-- ВАШИ ЗАДАНИЯ --
a. Перескажите короче в виде списка абзац текста о кадастровых картах, который начинается словами «Ценность кадастровой карты для государства». Сохраните его основные факты.
b. Сколько независимых ферм (хуторов) было организовано в деревне Новоселок согласно тексту о кадастровых картах?
c. Продублируйте из текста о кадастровых картах фрагмент, в начале которого стоят слова «В деревне Новоселок», а в конце слова «для обложения налогом.».

-- РАЗДЕЛ ДОКУМЕНТА --
--------------------------------

В деревне Новоселок были организованы 17 независимых ферм (хуторов) таким способом, что каждому хозяйству досталась доля лугов, пашни и леса. В деревне Хотиница было организовано 10 хуторов, а также 78 ферм (отруб), чьи владельцы продолжали жить в центре деревни. Как кадастровые объекты новые фермы были нанесены на карту, легко распознавались на ней и, так как каждая принадлежала определенному человеку, были оценены для обложения налогом.
Взятые порознь, карты, показанные на рис. 5 и 6, вводят в заблуждение. Такие образцовые деревни предполагают квалифицированные кадастровые команды, старательно выполняющие свою работу по всей сельской местности и превращающие неогороженный хаос в опрятные освещенные фермы. В действительности было нечто другое. Мечта об образцовых прямоугольных полях почти что воплощалась лишь на вновь заселяемых землях, где землемеры сталкивались с незначительными географическими и социальными помехами[87]. В других местах реформаторам, как правило, мешали, хотя государство оказывало огромное давление для организации комплексных ферм. Фактически существовали никем не разрешенные объединения крестьян; встречались и «объединения на бумаге», в которых новые фермеры продолжали возделывать свои наделы, как раньше[88]. Лучшим свидетельством того, что сельскохозяйственная собственность не стала четкой по структуре для налоговых чиновников в центре, была чрезвычайно разрушительная политика реквизиций, проводимая царским правительством во время Первой мировой войны. Никто не знал, каким должен быть разумный налог на зерно или зерновые отходы для скотины; в результате некоторые фермеры были разорены, в то время как другие сумели скопить зерно и увеличить поголовье домашнего скота[89]. Тот же эксперимент с принудительным захватом без соответствующих знаний ведения земледелия и получения дохода с него был повторен снова после Октябрьской революции в период военного комунизма[90].
Кадастровая карта как объективная информация для посторонних
Ценность кадастровой карты для государства в ее абстрактности и универсальности. В принципе один и тот же объективный стандарт может применяться для всей нации, независимо от местной ситуации, для разработки полной и однозначной карты всей земельной собственности. Завершенность кадастровой карты связана, что любопытно, с ее абстрактной схематичностью, ее слабость — недостаточная проработанность деталей. Взятая сама по себе, она представляет, по существу, геометрические границы — разделы между участками земли. То, что лежит внутри участка, остается пустым — неуточненным: это и неуместно на карте, дающей только план.

--------------------------------

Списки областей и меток

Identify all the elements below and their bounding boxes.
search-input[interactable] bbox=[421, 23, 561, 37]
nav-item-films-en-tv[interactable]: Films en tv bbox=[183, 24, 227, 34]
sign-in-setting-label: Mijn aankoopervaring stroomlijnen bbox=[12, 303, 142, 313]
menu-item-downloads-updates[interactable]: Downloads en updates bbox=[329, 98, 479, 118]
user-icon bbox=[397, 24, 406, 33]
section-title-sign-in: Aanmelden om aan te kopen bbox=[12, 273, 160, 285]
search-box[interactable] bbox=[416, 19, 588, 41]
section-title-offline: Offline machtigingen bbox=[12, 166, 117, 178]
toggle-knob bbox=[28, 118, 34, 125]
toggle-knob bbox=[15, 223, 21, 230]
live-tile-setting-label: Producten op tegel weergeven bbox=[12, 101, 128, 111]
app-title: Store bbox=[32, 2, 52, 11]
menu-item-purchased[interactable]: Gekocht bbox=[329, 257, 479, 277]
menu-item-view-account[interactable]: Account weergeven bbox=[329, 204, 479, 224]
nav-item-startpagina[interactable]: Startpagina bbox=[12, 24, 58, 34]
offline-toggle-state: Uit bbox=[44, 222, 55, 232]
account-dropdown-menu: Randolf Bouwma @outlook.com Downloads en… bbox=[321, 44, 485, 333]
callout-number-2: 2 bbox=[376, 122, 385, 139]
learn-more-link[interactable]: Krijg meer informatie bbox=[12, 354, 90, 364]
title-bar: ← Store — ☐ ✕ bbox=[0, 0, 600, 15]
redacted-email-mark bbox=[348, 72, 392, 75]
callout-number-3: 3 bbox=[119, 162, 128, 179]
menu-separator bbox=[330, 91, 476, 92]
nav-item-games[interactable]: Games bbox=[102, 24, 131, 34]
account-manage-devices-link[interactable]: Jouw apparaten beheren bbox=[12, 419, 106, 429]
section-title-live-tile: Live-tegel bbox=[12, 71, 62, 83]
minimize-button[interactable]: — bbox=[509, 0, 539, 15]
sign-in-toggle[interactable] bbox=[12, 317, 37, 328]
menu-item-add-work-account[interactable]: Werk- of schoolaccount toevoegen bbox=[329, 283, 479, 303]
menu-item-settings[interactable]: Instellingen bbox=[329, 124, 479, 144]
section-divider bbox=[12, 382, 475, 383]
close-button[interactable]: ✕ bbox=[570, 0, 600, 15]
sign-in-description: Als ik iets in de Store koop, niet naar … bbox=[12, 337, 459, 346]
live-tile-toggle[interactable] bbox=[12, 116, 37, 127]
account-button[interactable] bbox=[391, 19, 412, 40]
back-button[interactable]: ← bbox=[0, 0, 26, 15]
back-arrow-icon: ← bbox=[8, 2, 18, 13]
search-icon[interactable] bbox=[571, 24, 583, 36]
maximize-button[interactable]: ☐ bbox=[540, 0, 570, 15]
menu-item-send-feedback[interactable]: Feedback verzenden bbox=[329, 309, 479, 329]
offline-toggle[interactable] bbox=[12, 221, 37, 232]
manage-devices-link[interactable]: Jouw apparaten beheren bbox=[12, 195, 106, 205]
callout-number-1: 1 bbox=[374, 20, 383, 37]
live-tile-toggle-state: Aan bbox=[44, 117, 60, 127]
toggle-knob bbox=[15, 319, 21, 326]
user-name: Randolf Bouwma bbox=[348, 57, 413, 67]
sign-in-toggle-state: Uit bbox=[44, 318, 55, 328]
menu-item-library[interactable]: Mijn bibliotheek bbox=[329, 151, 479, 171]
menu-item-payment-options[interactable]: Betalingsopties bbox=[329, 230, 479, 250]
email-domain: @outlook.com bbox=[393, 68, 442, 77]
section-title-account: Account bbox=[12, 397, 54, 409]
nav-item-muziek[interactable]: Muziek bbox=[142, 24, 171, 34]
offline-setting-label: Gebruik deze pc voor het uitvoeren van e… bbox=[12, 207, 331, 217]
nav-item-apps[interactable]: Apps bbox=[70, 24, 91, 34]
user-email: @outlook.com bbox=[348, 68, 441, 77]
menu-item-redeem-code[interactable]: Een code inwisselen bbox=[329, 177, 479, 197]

--------------------------------

-- ОТВЕТЫ ПО ЗАДАНИЯМ --
a.
- Для государства кадастровая карта ценна своей абстрактностью и универсальностью.
- Один объективный стандарт можно применить ко всей стране независимо от местных условий. Так получается полная и однозначная карта всей земельной собственности.
- Завершенность карты связана с ее абстрактной схематичностью, а слабость состоит в недостаточной проработке деталей.
- По сути карта показывает только геометрические границы между участками. То, что лежит внутри участка, остается пустым.

b. 17 независимых ферм (хуторов).

c.
В деревне Новоселок были организованы 17 независимых ферм (хуторов) таким способом, что каждому хозяйству досталась доля лугов, пашни и леса. В деревне Хотиница было организовано 10 хуторов, а также 78 ферм (отруб), чьи владельцы продолжали жить в центре деревни. Как кадастровые объекты новые фермы были нанесены на карту, легко распознавались на ней и, так как каждая принадлежала определенному человеку, были оценены для обложения налогом.